→ **PROBLEM TO WORK ON**:
Reproduce the records below exactly as they appear.

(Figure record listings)
━━━━━━━━
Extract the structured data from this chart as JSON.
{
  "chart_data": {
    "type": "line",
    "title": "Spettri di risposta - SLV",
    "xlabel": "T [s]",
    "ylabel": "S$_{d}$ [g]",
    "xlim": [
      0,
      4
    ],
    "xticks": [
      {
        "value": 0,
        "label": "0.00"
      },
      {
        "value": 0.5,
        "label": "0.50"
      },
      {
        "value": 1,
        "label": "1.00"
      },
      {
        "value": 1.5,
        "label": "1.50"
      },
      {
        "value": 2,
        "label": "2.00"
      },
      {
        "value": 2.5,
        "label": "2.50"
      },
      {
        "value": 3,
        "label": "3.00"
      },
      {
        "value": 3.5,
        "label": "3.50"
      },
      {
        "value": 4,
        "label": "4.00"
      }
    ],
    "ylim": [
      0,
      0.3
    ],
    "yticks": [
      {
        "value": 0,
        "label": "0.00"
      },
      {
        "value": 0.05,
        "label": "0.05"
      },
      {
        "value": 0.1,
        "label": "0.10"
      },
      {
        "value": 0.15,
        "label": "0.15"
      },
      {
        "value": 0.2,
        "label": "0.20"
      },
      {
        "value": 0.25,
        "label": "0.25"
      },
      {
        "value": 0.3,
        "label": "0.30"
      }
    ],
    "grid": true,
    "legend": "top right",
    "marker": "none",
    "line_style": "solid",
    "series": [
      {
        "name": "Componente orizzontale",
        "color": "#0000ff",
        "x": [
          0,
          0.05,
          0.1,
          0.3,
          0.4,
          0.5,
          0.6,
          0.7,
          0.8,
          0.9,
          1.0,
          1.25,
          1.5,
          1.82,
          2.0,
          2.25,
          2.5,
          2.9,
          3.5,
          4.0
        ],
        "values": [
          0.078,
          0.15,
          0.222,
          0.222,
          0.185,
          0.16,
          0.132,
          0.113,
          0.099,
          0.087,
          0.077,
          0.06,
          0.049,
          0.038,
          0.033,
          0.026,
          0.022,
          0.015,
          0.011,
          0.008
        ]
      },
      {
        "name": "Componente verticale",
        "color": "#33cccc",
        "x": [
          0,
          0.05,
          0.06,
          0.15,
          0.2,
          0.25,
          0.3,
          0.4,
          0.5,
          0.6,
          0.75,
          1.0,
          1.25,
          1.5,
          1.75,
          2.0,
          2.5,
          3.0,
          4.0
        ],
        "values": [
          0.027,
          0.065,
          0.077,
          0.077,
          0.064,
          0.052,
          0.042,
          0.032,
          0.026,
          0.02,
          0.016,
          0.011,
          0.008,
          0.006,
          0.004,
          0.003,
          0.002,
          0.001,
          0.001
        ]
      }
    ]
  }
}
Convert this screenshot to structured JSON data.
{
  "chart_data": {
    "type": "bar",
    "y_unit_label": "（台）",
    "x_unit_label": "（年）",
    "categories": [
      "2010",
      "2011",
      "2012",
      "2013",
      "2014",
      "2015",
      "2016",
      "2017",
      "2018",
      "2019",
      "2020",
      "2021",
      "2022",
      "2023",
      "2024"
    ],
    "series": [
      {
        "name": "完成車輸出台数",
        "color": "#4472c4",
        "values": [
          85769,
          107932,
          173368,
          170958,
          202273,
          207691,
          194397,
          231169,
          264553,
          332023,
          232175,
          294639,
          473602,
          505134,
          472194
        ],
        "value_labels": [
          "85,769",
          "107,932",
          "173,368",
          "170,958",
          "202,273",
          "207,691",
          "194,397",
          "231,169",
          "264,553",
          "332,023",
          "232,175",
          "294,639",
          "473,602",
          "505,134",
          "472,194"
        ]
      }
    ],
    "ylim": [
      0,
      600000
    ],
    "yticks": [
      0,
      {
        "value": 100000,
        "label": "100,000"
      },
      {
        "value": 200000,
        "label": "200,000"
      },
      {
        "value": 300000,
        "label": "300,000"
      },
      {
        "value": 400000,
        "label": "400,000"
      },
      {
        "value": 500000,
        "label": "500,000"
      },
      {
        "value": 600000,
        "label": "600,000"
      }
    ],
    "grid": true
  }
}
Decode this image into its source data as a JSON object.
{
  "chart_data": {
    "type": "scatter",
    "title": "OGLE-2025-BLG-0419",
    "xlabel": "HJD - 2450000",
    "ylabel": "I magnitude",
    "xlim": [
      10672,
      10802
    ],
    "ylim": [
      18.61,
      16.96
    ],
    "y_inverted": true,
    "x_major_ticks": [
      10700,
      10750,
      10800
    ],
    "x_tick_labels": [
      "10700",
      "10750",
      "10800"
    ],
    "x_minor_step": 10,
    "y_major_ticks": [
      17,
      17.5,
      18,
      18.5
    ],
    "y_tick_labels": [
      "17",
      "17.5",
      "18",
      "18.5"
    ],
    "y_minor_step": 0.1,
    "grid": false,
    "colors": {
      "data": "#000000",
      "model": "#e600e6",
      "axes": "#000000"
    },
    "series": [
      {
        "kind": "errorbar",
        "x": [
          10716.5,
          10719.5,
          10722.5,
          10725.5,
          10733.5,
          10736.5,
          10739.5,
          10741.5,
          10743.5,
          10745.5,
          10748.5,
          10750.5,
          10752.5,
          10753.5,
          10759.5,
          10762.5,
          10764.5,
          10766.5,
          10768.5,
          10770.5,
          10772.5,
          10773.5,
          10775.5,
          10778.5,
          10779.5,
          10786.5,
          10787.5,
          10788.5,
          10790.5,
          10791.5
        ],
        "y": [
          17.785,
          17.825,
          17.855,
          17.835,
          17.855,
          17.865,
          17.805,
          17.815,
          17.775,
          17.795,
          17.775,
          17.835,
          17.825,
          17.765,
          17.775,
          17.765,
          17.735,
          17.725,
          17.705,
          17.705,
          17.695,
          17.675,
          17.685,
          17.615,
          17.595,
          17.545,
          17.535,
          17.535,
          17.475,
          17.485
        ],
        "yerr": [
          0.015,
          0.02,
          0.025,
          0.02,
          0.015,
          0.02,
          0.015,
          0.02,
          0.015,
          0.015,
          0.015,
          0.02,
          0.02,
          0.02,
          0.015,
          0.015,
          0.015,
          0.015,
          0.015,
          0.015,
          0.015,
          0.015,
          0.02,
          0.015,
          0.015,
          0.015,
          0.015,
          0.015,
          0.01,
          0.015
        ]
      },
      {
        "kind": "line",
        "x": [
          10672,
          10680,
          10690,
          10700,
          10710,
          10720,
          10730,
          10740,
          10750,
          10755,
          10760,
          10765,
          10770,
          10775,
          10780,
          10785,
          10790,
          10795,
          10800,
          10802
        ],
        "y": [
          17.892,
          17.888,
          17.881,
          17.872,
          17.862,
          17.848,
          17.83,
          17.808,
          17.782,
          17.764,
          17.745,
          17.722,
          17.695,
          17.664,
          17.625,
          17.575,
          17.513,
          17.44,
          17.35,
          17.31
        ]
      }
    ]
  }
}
━━━━━━━━
→ **RESULT**:
Extract the structured data from this chart as JSON.
{
  "chart_data": {
    "type": "line",
    "title": "Spettri di risposta - SLV",
    "xlabel": "T [s]",
    "ylabel": "S$_{d}$ [g]",
    "xlim": [
      0,
      4
    ],
    "xticks": [
      {
        "value": 0,
        "label": "0.00"
      },
      {
        "value": 0.5,
        "label": "0.50"
      },
      {
        "value": 1,
        "label": "1.00"
      },
      {
        "value": 1.5,
        "label": "1.50"
      },
      {
        "value": 2,
        "label": "2.00"
      },
      {
        "value": 2.5,
        "label": "2.50"
      },
      {
        "value": 3,
        "label": "3.00"
      },
      {
        "value": 3.5,
        "label": "3.50"
      },
      {
        "value": 4,
        "label": "4.00"
      }
    ],
    "ylim": [
      0,
      0.3
    ],
    "yticks": [
      {
        "value": 0,
        "label": "0.00"
      },
      {
        "value": 0.05,
        "label": "0.05"
      },
      {
        "value": 0.1,
        "label": "0.10"
      },
      {
        "value": 0.15,
        "label": "0.15"
      },
      {
        "value": 0.2,
        "label": "0.20"
      },
      {
        "value": 0.25,
        "label": "0.25"
      },
      {
        "value": 0.3,
        "label": "0.30"
      }
    ],
    "grid": true,
    "legend": "top right",
    "marker": "none",
    "line_style": "solid",
    "series": [
      {
        "name": "Componente orizzontale",
        "color": "#0000ff",
        "x": [
          0,
          0.05,
          0.1,
          0.3,
          0.4,
          0.5,
          0.6,
          0.7,
          0.8,
          0.9,
          1.0,
          1.25,
          1.5,
          1.82,
          2.0,
          2.25,
          2.5,
          2.9,
          3.5,
          4.0
        ],
        "values": [
          0.078,
          0.15,
          0.222,
          0.222,
          0.185,
          0.16,
          0.132,
          0.113,
          0.099,
          0.087,
          0.077,
          0.06,
          0.049,
          0.038,
          0.033,
          0.026,
          0.022,
          0.015,
          0.011,
          0.008
        ]
      },
      {
        "name": "Componente verticale",
        "color": "#33cccc",
        "x": [
          0,
          0.05,
          0.06,
          0.15,
          0.2,
          0.25,
          0.3,
          0.4,
          0.5,
          0.6,
          0.75,
          1.0,
          1.25,
          1.5,
          1.75,
          2.0,
          2.5,
          3.0,
          4.0
        ],
        "values": [
          0.027,
          0.065,
          0.077,
          0.077,
          0.064,
          0.052,
          0.042,
          0.032,
          0.026,
          0.02,
          0.016,
          0.011,
          0.008,
          0.006,
          0.004,
          0.003,
          0.002,
          0.001,
          0.001
        ]
      }
    ]
  }
}
Convert this screenshot to structured JSON data.
{
  "chart_data": {
    "type": "bar",
    "y_unit_label": "（台）",
    "x_unit_label": "（年）",
    "categories": [
      "2010",
      "2011",
      "2012",
      "2013",
      "2014",
      "2015",
      "2016",
      "2017",
      "2018",
      "2019",
      "2020",
      "2021",
      "2022",
      "2023",
      "2024"
    ],
    "series": [
      {
        "name": "完成車輸出台数",
        "color": "#4472c4",
        "values": [
          85769,
          107932,
          173368,
          170958,
          202273,
          207691,
          194397,
          231169,
          264553,
          332023,
          232175,
          294639,
          473602,
          505134,
          472194
        ],
        "value_labels": [
          "85,769",
          "107,932",
          "173,368",
          "170,958",
          "202,273",
          "207,691",
          "194,397",
          "231,169",
          "264,553",
          "332,023",
          "232,175",
          "294,639",
          "473,602",
          "505,134",
          "472,194"
        ]
      }
    ],
    "ylim": [
      0,
      600000
    ],
    "yticks": [
      0,
      {
        "value": 100000,
        "label": "100,000"
      },
      {
        "value": 200000,
        "label": "200,000"
      },
      {
        "value": 300000,
        "label": "300,000"
      },
      {
        "value": 400000,
        "label": "400,000"
      },
      {
        "value": 500000,
        "label": "500,000"
      },
      {
        "value": 600000,
        "label": "600,000"
      }
    ],
    "grid": true
  }
}
Decode this image into its source data as a JSON object.
{
  "chart_data": {
    "type": "scatter",
    "title": "OGLE-2025-BLG-0419",
    "xlabel": "HJD - 2450000",
    "ylabel": "I magnitude",
    "xlim": [
      10672,
      10802
    ],
    "ylim": [
      18.61,
      16.96
    ],
    "y_inverted": true,
    "x_major_ticks": [
      10700,
      10750,
      10800
    ],
    "x_tick_labels": [
      "10700",
      "10750",
      "10800"
    ],
    "x_minor_step": 10,
    "y_major_ticks": [
      17,
      17.5,
      18,
      18.5
    ],
    "y_tick_labels": [
      "17",
      "17.5",
      "18",
      "18.5"
    ],
    "y_minor_step": 0.1,
    "grid": false,
    "colors": {
      "data": "#000000",
      "model": "#e600e6",
      "axes": "#000000"
    },
    "series": [
      {
        "kind": "errorbar",
        "x": [
          10716.5,
          10719.5,
          10722.5,
          10725.5,
          10733.5,
          10736.5,
          10739.5,
          10741.5,
          10743.5,
          10745.5,
          10748.5,
          10750.5,
          10752.5,
          10753.5,
          10759.5,
          10762.5,
          10764.5,
          10766.5,
          10768.5,
          10770.5,
          10772.5,
          10773.5,
          10775.5,
          10778.5,
          10779.5,
          10786.5,
          10787.5,
          10788.5,
          10790.5,
          10791.5
        ],
        "y": [
          17.785,
          17.825,
          17.855,
          17.835,
          17.855,
          17.865,
          17.805,
          17.815,
          17.775,
          17.795,
          17.775,
          17.835,
          17.825,
          17.765,
          17.775,
          17.765,
          17.735,
          17.725,
          17.705,
          17.705,
          17.695,
          17.675,
          17.685,
          17.615,
          17.595,
          17.545,
          17.535,
          17.535,
          17.475,
          17.485
        ],
        "yerr": [
          0.015,
          0.02,
          0.025,
          0.02,
          0.015,
          0.02,
          0.015,
          0.02,
          0.015,
          0.015,
          0.015,
          0.02,
          0.02,
          0.02,
          0.015,
          0.015,
          0.015,
          0.015,
          0.015,
          0.015,
          0.015,
          0.015,
          0.02,
          0.015,
          0.015,
          0.015,
          0.015,
          0.015,
          0.01,
          0.015
        ]
      },
      {
        "kind": "line",
        "x": [
          10672,
          10680,
          10690,
          10700,
          10710,
          10720,
          10730,
          10740,
          10750,
          10755,
          10760,
          10765,
          10770,
          10775,
          10780,
          10785,
          10790,
          10795,
          10800,
          10802
        ],
        "y": [
          17.892,
          17.888,
          17.881,
          17.872,
          17.862,
          17.848,
          17.83,
          17.808,
          17.782,
          17.764,
          17.745,
          17.722,
          17.695,
          17.664,
          17.625,
          17.575,
          17.513,
          17.44,
          17.35,
          17.31
        ]
      }
    ]
  }
}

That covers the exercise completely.